### Work to be completed
Scan the material below for the string "color", and copy every line where it shows up.

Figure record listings

-- START --

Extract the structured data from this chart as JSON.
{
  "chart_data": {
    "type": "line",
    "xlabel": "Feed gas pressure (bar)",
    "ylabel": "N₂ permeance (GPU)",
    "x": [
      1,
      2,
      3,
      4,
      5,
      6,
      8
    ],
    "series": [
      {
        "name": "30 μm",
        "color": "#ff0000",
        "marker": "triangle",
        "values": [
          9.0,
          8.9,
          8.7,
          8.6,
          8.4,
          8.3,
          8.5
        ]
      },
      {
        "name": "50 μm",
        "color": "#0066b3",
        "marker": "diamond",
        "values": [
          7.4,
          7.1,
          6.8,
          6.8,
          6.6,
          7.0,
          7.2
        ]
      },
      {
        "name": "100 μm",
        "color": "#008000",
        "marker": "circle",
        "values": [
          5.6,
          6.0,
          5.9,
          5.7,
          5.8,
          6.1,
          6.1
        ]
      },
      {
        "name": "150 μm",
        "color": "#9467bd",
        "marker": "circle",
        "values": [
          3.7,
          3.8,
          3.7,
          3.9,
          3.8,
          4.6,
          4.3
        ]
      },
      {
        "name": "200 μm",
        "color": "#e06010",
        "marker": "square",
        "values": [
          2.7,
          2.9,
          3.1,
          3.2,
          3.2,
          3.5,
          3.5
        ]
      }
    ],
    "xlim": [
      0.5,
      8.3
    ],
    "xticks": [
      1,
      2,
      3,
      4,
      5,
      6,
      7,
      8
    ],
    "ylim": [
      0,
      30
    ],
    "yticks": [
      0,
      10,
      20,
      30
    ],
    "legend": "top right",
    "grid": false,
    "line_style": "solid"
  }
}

-- END --

### Solved exercise
        "color": "#ff0000",
        "color": "#0066b3",
        "color": "#008000",
        "color": "#9467bd",
        "color": "#e06010",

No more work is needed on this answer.